> Given passage

+--

In an email exchange from Paris, Professor of History Maria Mitchell, who this semester is leading the F&M in Paris program and teaching the history and international relations course "European-American Relations" while in country, said such a collaborative effort works well on several levels.

"Between my class and Professor Landfried's class, we treat many similar topics. Whether they are American or not, all my students attend an American college, so they have experienced life as representatives of America in Paris," Mitchell said. "My students have benefited a great deal intellectually, and they appreciate that there are other F&M students following their adventures closely."   

The semester started with Landfried assigning two of her students to each of Mitchell's students. The eight groups of three have since been exchanging assignments and feedback via a shared Google drive. The first-year students developed a questionnaire for the upperclassmen about their initial experiences, hopes and expectations for life in Paris. In early December, near the semester's end, Mitchell's students evaluated their experiences in another questionnaire, which Landfried's class reviewed.

"We built up a communication with the F&M students in Paris," said Eduardo Alsina, a junior majoring in neuroscience and a preceptor in Landfried's class. "I think what is phenomenal is just the way the communication was structured."

Reviews by Landfried's students of Assistant Professor of Art History Kostis Kourelis' "Architecture and the Great War" exhibit were among the class assignments exchanged. The exhibit had featured architects who fought and then returned to Europe after World War I to help with the reconstruction effort.

+--

> Data extract
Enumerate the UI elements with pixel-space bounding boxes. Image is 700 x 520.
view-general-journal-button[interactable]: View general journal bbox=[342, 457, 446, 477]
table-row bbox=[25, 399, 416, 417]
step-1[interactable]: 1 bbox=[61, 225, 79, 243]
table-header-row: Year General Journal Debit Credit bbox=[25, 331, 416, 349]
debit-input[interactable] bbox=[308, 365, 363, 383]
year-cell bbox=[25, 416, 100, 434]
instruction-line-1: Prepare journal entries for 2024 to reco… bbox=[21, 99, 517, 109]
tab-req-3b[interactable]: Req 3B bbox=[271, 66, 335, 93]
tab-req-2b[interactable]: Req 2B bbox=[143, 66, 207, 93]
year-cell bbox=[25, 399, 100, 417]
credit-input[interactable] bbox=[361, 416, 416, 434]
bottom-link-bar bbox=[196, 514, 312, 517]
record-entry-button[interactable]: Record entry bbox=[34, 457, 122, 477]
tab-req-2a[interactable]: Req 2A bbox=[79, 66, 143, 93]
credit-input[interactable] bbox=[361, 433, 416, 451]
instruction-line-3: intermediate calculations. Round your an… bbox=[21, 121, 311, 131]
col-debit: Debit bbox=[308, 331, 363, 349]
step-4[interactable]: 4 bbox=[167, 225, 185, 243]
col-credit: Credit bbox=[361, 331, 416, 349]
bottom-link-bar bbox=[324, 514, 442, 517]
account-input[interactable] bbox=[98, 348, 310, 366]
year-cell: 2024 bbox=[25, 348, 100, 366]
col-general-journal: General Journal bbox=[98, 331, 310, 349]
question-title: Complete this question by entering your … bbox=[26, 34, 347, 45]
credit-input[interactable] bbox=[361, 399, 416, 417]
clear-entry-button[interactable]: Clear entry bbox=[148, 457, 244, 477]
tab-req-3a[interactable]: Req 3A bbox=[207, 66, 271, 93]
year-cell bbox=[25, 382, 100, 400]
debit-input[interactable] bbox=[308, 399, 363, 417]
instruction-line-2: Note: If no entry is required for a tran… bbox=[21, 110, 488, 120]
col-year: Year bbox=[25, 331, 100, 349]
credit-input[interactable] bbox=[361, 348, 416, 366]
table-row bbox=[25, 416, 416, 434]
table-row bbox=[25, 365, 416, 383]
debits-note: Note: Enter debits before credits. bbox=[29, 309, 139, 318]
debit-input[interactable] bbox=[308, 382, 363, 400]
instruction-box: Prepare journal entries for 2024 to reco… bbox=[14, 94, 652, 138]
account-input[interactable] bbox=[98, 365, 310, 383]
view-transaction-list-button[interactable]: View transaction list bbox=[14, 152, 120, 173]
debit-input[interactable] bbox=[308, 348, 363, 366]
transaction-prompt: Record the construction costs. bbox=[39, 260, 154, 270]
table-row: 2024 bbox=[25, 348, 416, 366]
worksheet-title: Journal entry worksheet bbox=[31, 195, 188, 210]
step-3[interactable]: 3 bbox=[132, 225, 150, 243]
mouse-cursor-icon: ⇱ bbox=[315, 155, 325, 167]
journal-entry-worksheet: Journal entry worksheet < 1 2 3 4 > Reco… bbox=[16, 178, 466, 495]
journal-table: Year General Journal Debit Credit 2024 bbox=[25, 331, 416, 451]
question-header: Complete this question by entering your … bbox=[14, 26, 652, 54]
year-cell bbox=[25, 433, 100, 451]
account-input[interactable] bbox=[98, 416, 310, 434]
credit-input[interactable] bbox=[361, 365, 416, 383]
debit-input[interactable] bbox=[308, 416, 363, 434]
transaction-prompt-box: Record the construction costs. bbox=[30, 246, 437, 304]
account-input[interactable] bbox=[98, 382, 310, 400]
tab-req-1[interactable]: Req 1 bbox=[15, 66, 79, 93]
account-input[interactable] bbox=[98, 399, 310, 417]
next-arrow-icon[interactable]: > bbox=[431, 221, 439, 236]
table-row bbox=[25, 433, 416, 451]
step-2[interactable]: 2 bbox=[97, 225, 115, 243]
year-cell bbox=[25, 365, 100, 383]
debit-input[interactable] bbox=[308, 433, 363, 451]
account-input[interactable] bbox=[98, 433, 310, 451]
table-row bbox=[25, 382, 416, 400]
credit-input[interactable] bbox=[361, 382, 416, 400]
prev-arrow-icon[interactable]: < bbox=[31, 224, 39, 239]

+--

> Goal
Proceed with the article on the F&M Paris class collaboration, picking up after its final sentence. The data have no connection to the article on the F&M Paris class collaboration.

> Result
Mitchell's students, meanwhile, reported on their excursions to French locales where the presence of Americans is indelible, such as novelist Ernest Hemingway's old haunt, Harry's Bar, in Paris, and the landing sites on the Normandy coast where American troops came ashore on D-Day, June 6, 1944, during World War II.  

For all of the students and faculty, the highlight of the semester was viewing "An American in Paris," inspired by composer George Gershwin's 1928 jazz-influenced symphonic poem. The students at home watched and reviewed the 1951 film version, while the students abroad attended a stage production at the Théâtre du Châtelet in Paris. The show arrives on Broadway in March.

One of Landfried's first-year students, Elif Basci, said she enjoyed exchanging knowledge and insights.

"It gives you a different perspective, especially since they're F&M students and we can relate to them. It's a connection to the subject," Basci said. "When it all comes together, it makes sense and is very fulfilling."

From the enthusiasm expressed by the students, it's difficult to determine which class benefitted the most from the collaboration.

Said Mitchell of her students: "They didn't realize that as students from an American college in Paris they would be the subject of a class. They were inspired."